§ Exercise prompt:
Continue the blog post about voting in student elections at a French law school, starting right after its final sentence.

§ Extracted text:
* Start *
Here's a little bit more about the place (in French only, sorry)

mardi 16 mars 2010
I interrupt my Bretagne series (oh yawn) to talk about how the French can put a truly French spin on something as basic as voting.

Several weeks ago, all the students in my law class were informed that elections would be held to elect the students who would be the student representatives for the school (I guess for the Board of Administration or something like that).
Anyone who wanted to run had to submit their name, and then the rest of the students vote today and tomorrow for the student representatives.

Last week, we received an email with the names of all the students who were presenting themselves for election. There were two lists, List 1 with the names of eight students (only two of which I recognized) and another list, entitled "Les Coulotés". What in the world is a couloté? I looked in several French-English dictionaries and couldn't find any explanations.

Anybody? No?

Oh well. Must be a French thing. I'll find out when I get up to Strasbourg.
* End *
[Source records]
* Start *
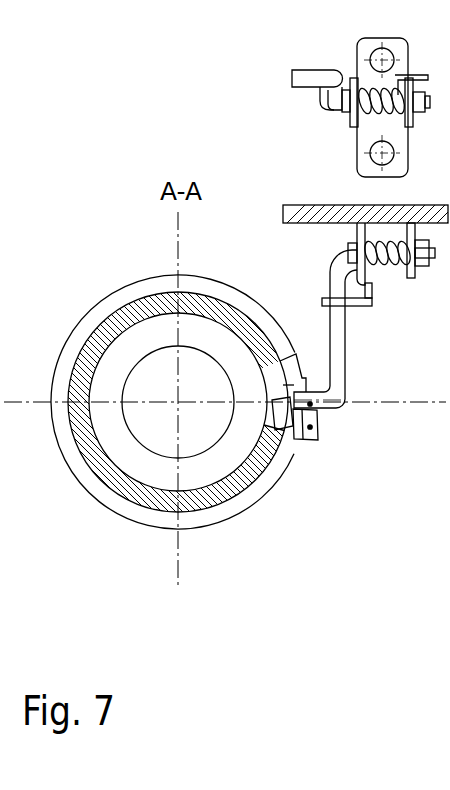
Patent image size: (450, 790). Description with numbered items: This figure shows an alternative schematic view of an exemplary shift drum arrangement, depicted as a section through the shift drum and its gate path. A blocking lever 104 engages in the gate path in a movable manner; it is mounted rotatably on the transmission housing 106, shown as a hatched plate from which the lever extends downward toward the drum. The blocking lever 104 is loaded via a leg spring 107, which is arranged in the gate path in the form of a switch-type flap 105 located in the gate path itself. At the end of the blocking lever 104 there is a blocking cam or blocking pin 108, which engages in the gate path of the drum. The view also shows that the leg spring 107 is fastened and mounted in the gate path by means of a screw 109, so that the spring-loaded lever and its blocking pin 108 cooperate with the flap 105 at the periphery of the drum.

The blocking lever 104 is at (337, 355).
The switch-type flap 105 is at (297, 422).
The transmission housing 106 is at (333, 213).
The leg spring 107 is at (368, 288).
The blocking pin 108 is at (310, 404).
The screw 109 is at (310, 427).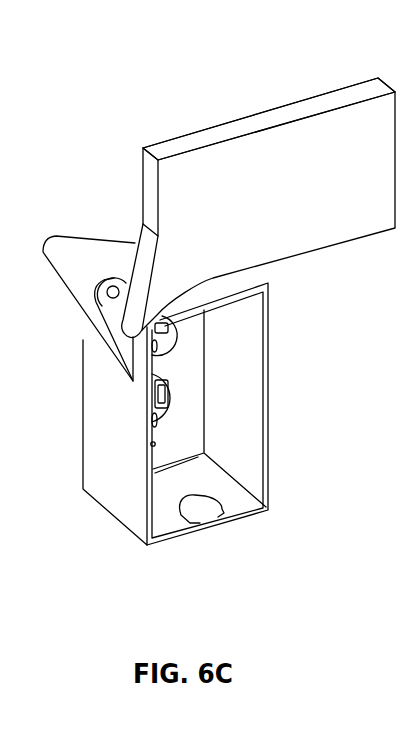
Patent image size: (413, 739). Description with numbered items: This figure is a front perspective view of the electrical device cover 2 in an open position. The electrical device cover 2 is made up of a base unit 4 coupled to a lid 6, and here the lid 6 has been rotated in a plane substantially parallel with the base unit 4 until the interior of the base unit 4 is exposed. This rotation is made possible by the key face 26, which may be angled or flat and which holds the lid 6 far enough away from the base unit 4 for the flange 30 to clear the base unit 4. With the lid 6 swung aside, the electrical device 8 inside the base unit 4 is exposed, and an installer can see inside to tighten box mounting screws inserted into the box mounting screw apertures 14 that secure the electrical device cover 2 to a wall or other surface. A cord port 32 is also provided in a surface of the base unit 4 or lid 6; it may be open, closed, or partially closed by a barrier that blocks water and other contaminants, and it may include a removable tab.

The electrical device cover 2 is at (130, 196).
The base unit 4 is at (118, 470).
The lid 6 is at (280, 172).
The electrical device 8 is at (178, 393).
The box mounting screw apertures 14 is at (156, 445).
The key face 26 is at (115, 282).
The flange 30 is at (178, 145).
The cord port 32 is at (205, 508).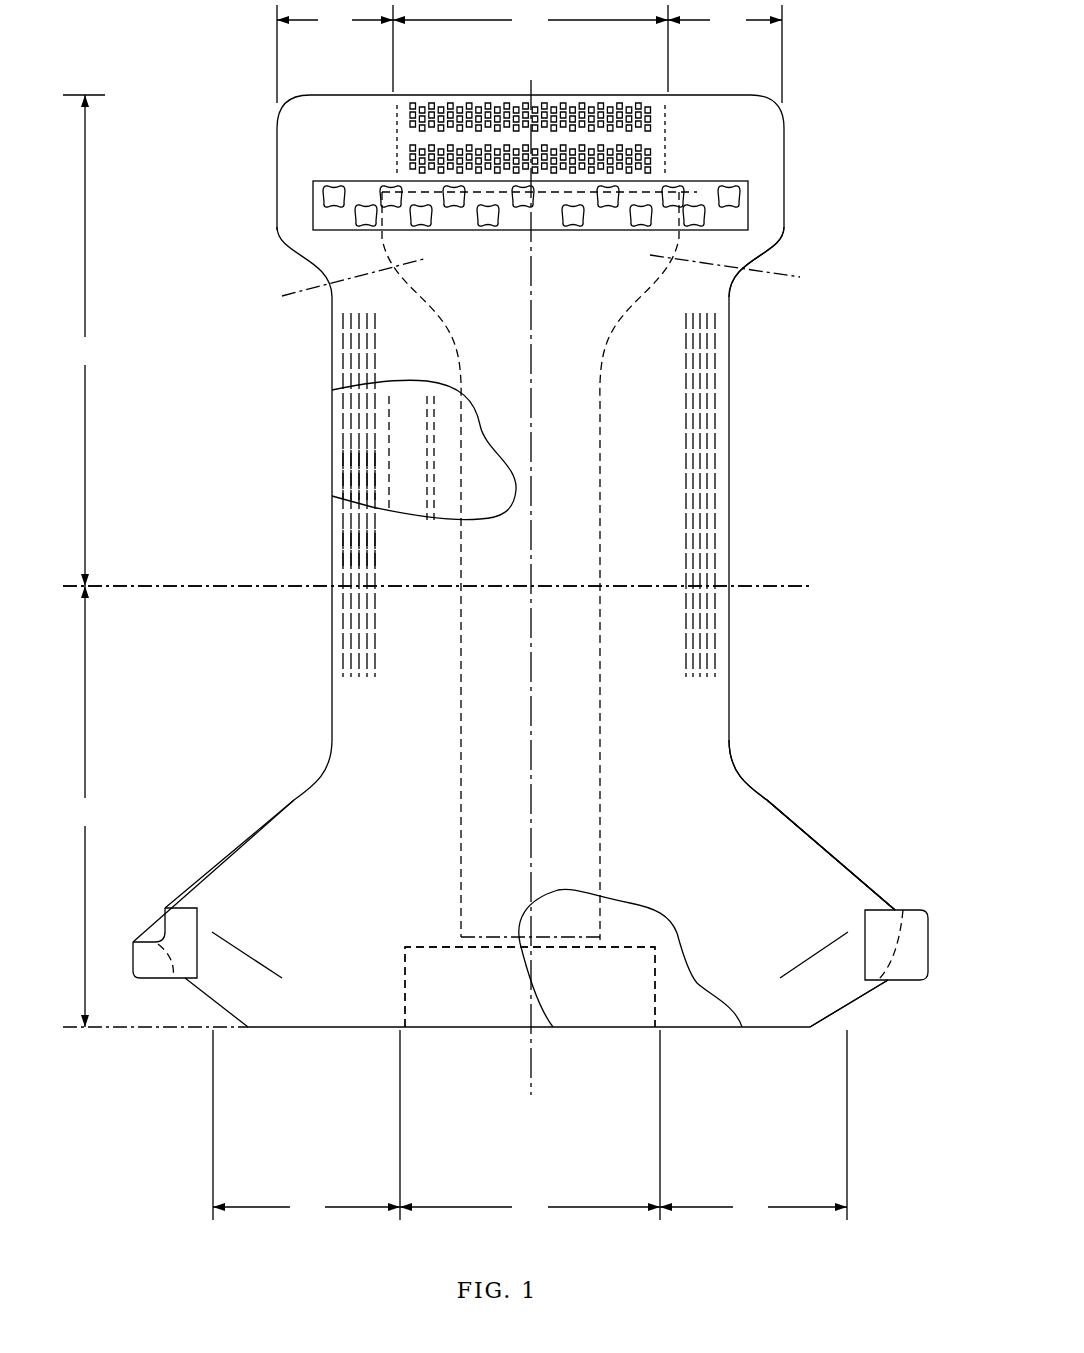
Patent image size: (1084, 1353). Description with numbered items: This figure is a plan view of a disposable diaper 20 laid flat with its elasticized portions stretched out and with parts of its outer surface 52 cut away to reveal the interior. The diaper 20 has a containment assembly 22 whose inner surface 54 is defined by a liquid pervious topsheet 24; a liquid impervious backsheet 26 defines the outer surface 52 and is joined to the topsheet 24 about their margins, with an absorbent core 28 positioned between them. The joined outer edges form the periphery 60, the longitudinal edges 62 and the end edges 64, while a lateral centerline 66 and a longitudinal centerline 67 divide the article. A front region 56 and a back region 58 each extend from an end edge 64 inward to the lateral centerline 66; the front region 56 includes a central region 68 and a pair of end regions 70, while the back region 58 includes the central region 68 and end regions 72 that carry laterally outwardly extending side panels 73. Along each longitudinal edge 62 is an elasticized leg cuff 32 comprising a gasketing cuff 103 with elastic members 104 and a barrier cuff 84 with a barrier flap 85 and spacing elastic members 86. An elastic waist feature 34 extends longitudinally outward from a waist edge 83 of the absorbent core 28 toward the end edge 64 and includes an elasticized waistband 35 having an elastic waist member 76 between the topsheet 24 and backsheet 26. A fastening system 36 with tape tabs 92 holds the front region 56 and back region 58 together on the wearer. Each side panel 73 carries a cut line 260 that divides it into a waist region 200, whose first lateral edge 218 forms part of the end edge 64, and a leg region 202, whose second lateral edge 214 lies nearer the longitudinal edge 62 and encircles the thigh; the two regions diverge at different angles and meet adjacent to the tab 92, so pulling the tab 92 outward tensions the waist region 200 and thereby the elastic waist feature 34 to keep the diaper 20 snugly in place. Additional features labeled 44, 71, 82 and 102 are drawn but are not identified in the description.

The diaper 20 is at (234, 341).
The containment assembly 22 is at (480, 378).
The topsheet 24 is at (507, 442).
The backsheet 26 is at (647, 357).
The absorbent core 28 is at (473, 488).
The elasticized leg cuffs 32 is at (355, 469).
The elastic waist feature 34 is at (553, 140).
The elasticized waistband 35 is at (605, 138).
The fastening system 36 is at (182, 923).
The landing zone 44 is at (327, 221).
The outer surface 52 is at (695, 702).
The inner surface 54 is at (738, 763).
The front region 56 is at (84, 340).
The back region 58 is at (155, 806).
The periphery 60 is at (320, 763).
The longitudinal edges 62 is at (332, 653).
The end edges 64 is at (498, 95).
The lateral centerline 66 is at (217, 582).
The longitudinal centerline 67 is at (533, 1050).
The central region 68 is at (530, 612).
The end regions 70 is at (529, 20).
The ears 71 is at (300, 128).
The end regions 72 is at (530, 1125).
The side panels 73 is at (240, 873).
The elastic waist member 76 is at (615, 993).
The barrier cuffs 82 is at (461, 506).
The waist edges 83 is at (437, 193).
The barrier cuff 84 is at (374, 398).
The barrier flap 85 is at (410, 424).
The spacing elastic members 86 is at (427, 470).
The tape tabs 92 is at (167, 970).
The waist line 102 is at (540, 282).
The gasketing cuff 103 is at (361, 548).
The elastic members 104 is at (351, 500).
The waist region 200 is at (210, 985).
The leg region 202 is at (312, 865).
The second lateral edge 214 is at (765, 793).
The first lateral edge 218 is at (867, 990).
The cut line 260 is at (267, 972).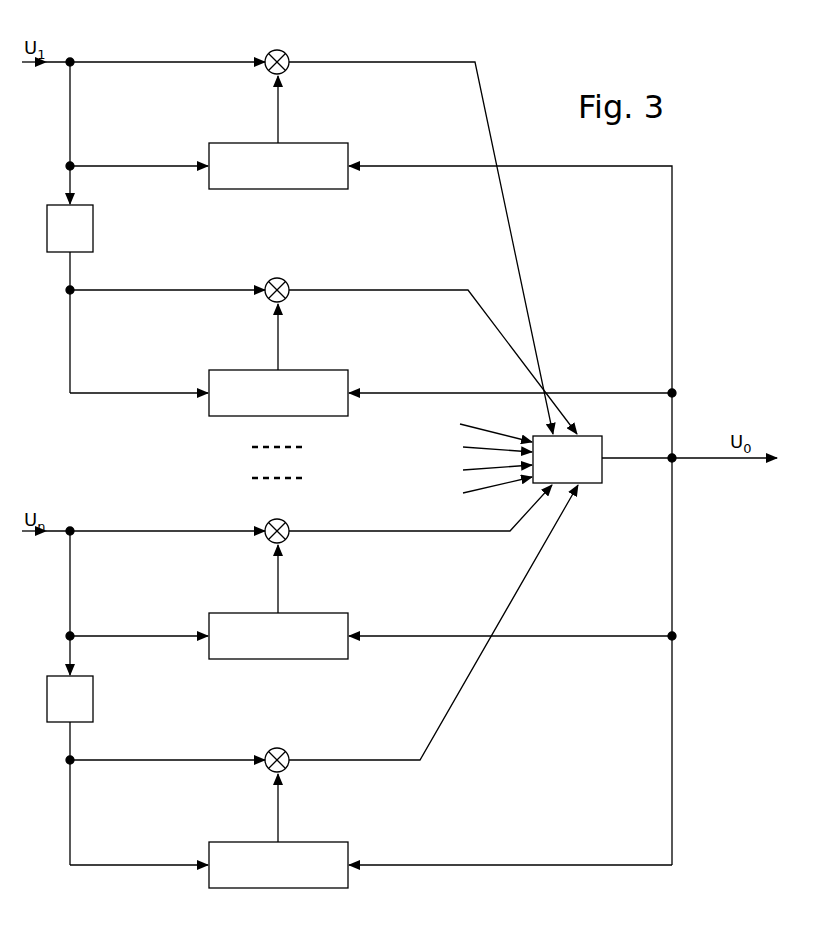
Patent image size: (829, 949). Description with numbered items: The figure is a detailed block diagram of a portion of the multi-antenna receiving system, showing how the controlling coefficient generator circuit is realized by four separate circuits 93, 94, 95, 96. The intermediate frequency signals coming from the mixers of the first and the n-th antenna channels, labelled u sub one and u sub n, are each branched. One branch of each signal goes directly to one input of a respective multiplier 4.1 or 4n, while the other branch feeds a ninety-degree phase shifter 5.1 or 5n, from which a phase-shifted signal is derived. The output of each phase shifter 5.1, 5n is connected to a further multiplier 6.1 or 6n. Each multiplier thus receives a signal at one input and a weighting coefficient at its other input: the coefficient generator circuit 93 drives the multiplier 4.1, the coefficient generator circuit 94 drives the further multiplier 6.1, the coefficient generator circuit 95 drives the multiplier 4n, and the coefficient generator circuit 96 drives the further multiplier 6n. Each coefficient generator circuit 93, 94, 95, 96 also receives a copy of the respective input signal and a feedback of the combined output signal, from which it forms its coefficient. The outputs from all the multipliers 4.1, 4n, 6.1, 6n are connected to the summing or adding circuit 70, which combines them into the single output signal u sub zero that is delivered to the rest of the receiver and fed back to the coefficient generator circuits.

The multiplier 4.1 is at (277, 51).
The further multiplier 6.1 is at (277, 278).
The multiplier 4n is at (276, 520).
The further multiplier 6n is at (276, 749).
The 90° phase shifter 5.1 is at (93, 228).
The 90° phase shifter 5n is at (90, 699).
The coefficient generator circuit 93 is at (278, 132).
The coefficient generator circuit 94 is at (278, 360).
The coefficient generator circuit 95 is at (278, 602).
The coefficient generator circuit 96 is at (278, 831).
The summing circuit 70 is at (582, 454).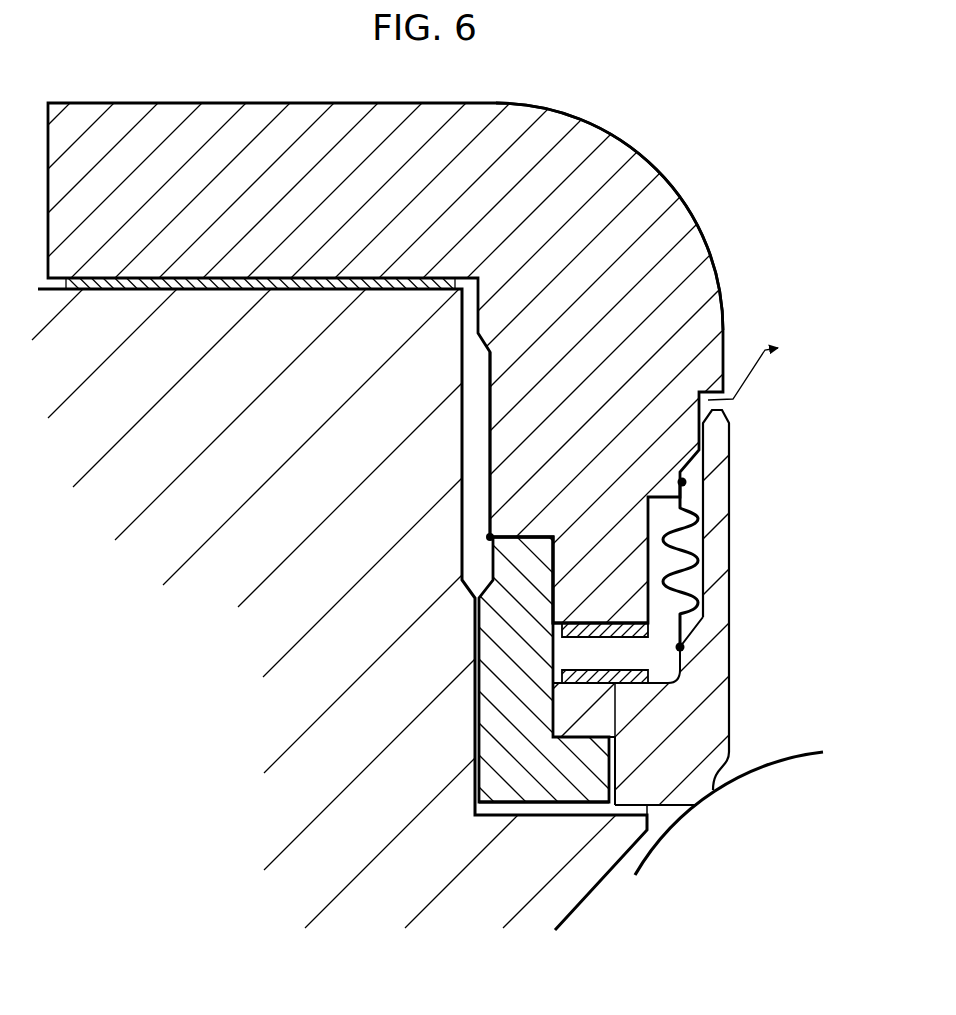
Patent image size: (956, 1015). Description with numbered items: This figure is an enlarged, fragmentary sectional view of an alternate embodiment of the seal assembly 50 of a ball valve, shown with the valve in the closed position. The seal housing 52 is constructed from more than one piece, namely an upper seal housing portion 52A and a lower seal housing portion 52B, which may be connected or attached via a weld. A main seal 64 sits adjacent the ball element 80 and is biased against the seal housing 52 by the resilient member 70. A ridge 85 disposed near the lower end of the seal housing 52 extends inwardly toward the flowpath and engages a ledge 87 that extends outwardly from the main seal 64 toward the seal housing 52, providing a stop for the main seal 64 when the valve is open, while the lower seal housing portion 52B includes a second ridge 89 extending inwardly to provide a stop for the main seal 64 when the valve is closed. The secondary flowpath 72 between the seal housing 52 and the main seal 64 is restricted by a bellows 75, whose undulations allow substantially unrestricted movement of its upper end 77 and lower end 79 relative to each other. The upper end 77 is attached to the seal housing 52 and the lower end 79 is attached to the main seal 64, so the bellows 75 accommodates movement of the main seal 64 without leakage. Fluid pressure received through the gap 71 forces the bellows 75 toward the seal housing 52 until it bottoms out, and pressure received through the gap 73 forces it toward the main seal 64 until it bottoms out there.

The seal assembly 50 is at (650, 120).
The seal housing 52 is at (687, 245).
The upper seal housing portion 52A is at (578, 372).
The lower seal housing portion 52B is at (537, 779).
The main seal 64 is at (713, 735).
The resilient member 70 is at (620, 645).
The gap 71 is at (710, 401).
The secondary flowpath 72 is at (753, 370).
The gap 73 is at (616, 802).
The bellows 75 is at (690, 546).
The upper end of the bellows 77 is at (682, 482).
The lower end of the bellows 79 is at (680, 647).
The ball element 80 is at (794, 820).
The ridge 85 is at (562, 793).
The ledge 87 is at (573, 702).
The second ridge 89 is at (553, 647).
* End *
§ Answer to this problem:
Today, we were given two sheets of paper (List 1 and List Les Coulotés) and an envelope to put our ballots in (after going behind the requisite curtain of course).

Each sheet had eight names on it, and it was written 4 candidates and 4 runners-up (suppleants). I couldn't figure out what was supposed to be done. I circle two on each paper? Two in total? Four in total from either paper?

It took four times to explain to me that no, we just choose one sheet of paper. That's it. You don't choose names on each paper, you just decide whether you want List 1 or List Les Coulotés, put the appropriate list in the envelope, show your student ID, sign your name, then drop the envelope in the ballot box (whereupon the person in charge says "A voté!", slides the piece of paper covering the slot so you can put in your envelope, then slides the piece of paper back over the slot.)
Good grief. Why couldn't they just have 1 list with ALL the names, and then you select the ones you want, like most normal democracies?
But instead, you have to choose which list you want, and you are stuck with all the people on that list.

Oh, and Les Coulotés?
Get this- it was a play on the name of the first person on the list- Coulot.

Oh those Funny French!
They get me every time.

Way to confuse the foreigners.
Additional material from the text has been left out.